** Problem **
All of the data below should be written out exactly.

** Stored rows **
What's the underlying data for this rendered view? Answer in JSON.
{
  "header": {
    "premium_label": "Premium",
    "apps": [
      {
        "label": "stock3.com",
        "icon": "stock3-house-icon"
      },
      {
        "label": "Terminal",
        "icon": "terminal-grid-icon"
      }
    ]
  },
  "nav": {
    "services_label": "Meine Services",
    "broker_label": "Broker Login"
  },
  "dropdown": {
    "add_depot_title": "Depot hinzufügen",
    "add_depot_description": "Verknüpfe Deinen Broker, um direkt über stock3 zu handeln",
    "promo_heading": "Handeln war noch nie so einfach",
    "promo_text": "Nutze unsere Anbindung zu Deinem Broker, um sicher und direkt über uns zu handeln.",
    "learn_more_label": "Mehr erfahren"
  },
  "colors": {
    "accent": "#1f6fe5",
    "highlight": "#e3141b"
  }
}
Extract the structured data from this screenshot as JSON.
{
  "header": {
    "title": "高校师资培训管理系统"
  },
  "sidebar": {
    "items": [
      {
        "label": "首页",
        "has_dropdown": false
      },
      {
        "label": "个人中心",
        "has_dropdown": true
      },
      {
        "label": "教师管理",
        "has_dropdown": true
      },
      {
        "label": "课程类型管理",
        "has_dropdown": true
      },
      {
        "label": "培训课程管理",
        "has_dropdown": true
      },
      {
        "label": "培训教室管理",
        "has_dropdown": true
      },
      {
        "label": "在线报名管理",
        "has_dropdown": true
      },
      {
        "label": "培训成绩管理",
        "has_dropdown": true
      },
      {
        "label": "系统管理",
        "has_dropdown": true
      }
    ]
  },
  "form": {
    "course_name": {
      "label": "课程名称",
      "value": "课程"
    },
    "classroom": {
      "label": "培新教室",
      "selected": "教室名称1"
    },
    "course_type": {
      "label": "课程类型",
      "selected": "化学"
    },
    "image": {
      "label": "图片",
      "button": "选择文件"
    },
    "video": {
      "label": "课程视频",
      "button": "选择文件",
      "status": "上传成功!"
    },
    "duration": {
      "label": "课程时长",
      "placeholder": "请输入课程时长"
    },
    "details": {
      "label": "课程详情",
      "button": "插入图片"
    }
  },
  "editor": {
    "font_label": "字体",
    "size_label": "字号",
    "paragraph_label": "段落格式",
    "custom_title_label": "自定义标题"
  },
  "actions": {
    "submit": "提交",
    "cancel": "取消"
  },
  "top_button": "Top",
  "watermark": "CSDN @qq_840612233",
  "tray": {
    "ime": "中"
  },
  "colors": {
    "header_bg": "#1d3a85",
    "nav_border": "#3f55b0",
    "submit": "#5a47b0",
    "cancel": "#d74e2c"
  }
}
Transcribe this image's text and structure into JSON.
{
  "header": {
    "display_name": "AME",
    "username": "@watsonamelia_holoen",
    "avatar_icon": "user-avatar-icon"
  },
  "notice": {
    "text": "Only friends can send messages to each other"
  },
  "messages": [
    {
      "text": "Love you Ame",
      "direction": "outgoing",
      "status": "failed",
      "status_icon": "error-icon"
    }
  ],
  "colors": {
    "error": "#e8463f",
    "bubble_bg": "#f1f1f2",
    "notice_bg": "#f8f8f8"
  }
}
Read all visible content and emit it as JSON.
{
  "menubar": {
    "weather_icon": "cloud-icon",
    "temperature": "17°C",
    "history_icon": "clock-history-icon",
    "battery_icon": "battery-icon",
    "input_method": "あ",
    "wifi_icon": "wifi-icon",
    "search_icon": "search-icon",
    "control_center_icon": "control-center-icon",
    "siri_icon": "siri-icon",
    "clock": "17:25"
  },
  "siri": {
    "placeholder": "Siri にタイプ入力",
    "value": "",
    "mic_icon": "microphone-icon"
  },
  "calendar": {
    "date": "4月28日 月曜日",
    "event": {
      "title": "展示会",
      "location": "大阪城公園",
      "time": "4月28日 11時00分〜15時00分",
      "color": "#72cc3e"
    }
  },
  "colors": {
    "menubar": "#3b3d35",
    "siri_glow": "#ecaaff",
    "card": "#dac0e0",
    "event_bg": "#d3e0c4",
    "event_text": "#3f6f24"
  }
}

** Right answer **
What's the underlying data for this rendered view? Answer in JSON.
{
  "header": {
    "premium_label": "Premium",
    "apps": [
      {
        "label": "stock3.com",
        "icon": "stock3-house-icon"
      },
      {
        "label": "Terminal",
        "icon": "terminal-grid-icon"
      }
    ]
  },
  "nav": {
    "services_label": "Meine Services",
    "broker_label": "Broker Login"
  },
  "dropdown": {
    "add_depot_title": "Depot hinzufügen",
    "add_depot_description": "Verknüpfe Deinen Broker, um direkt über stock3 zu handeln",
    "promo_heading": "Handeln war noch nie so einfach",
    "promo_text": "Nutze unsere Anbindung zu Deinem Broker, um sicher und direkt über uns zu handeln.",
    "learn_more_label": "Mehr erfahren"
  },
  "colors": {
    "accent": "#1f6fe5",
    "highlight": "#e3141b"
  }
}
Extract the structured data from this screenshot as JSON.
{
  "header": {
    "title": "高校师资培训管理系统"
  },
  "sidebar": {
    "items": [
      {
        "label": "首页",
        "has_dropdown": false
      },
      {
        "label": "个人中心",
        "has_dropdown": true
      },
      {
        "label": "教师管理",
        "has_dropdown": true
      },
      {
        "label": "课程类型管理",
        "has_dropdown": true
      },
      {
        "label": "培训课程管理",
        "has_dropdown": true
      },
      {
        "label": "培训教室管理",
        "has_dropdown": true
      },
      {
        "label": "在线报名管理",
        "has_dropdown": true
      },
      {
        "label": "培训成绩管理",
        "has_dropdown": true
      },
      {
        "label": "系统管理",
        "has_dropdown": true
      }
    ]
  },
  "form": {
    "course_name": {
      "label": "课程名称",
      "value": "课程"
    },
    "classroom": {
      "label": "培新教室",
      "selected": "教室名称1"
    },
    "course_type": {
      "label": "课程类型",
      "selected": "化学"
    },
    "image": {
      "label": "图片",
      "button": "选择文件"
    },
    "video": {
      "label": "课程视频",
      "button": "选择文件",
      "status": "上传成功!"
    },
    "duration": {
      "label": "课程时长",
      "placeholder": "请输入课程时长"
    },
    "details": {
      "label": "课程详情",
      "button": "插入图片"
    }
  },
  "editor": {
    "font_label": "字体",
    "size_label": "字号",
    "paragraph_label": "段落格式",
    "custom_title_label": "自定义标题"
  },
  "actions": {
    "submit": "提交",
    "cancel": "取消"
  },
  "top_button": "Top",
  "watermark": "CSDN @qq_840612233",
  "tray": {
    "ime": "中"
  },
  "colors": {
    "header_bg": "#1d3a85",
    "nav_border": "#3f55b0",
    "submit": "#5a47b0",
    "cancel": "#d74e2c"
  }
}
Transcribe this image's text and structure into JSON.
{
  "header": {
    "display_name": "AME",
    "username": "@watsonamelia_holoen",
    "avatar_icon": "user-avatar-icon"
  },
  "notice": {
    "text": "Only friends can send messages to each other"
  },
  "messages": [
    {
      "text": "Love you Ame",
      "direction": "outgoing",
      "status": "failed",
      "status_icon": "error-icon"
    }
  ],
  "colors": {
    "error": "#e8463f",
    "bubble_bg": "#f1f1f2",
    "notice_bg": "#f8f8f8"
  }
}
Read all visible content and emit it as JSON.
{
  "menubar": {
    "weather_icon": "cloud-icon",
    "temperature": "17°C",
    "history_icon": "clock-history-icon",
    "battery_icon": "battery-icon",
    "input_method": "あ",
    "wifi_icon": "wifi-icon",
    "search_icon": "search-icon",
    "control_center_icon": "control-center-icon",
    "siri_icon": "siri-icon",
    "clock": "17:25"
  },
  "siri": {
    "placeholder": "Siri にタイプ入力",
    "value": "",
    "mic_icon": "microphone-icon"
  },
  "calendar": {
    "date": "4月28日 月曜日",
    "event": {
      "title": "展示会",
      "location": "大阪城公園",
      "time": "4月28日 11時00分〜15時00分",
      "color": "#72cc3e"
    }
  },
  "colors": {
    "menubar": "#3b3d35",
    "siri_glow": "#ecaaff",
    "card": "#dac0e0",
    "event_bg": "#d3e0c4",
    "event_text": "#3f6f24"
  }
}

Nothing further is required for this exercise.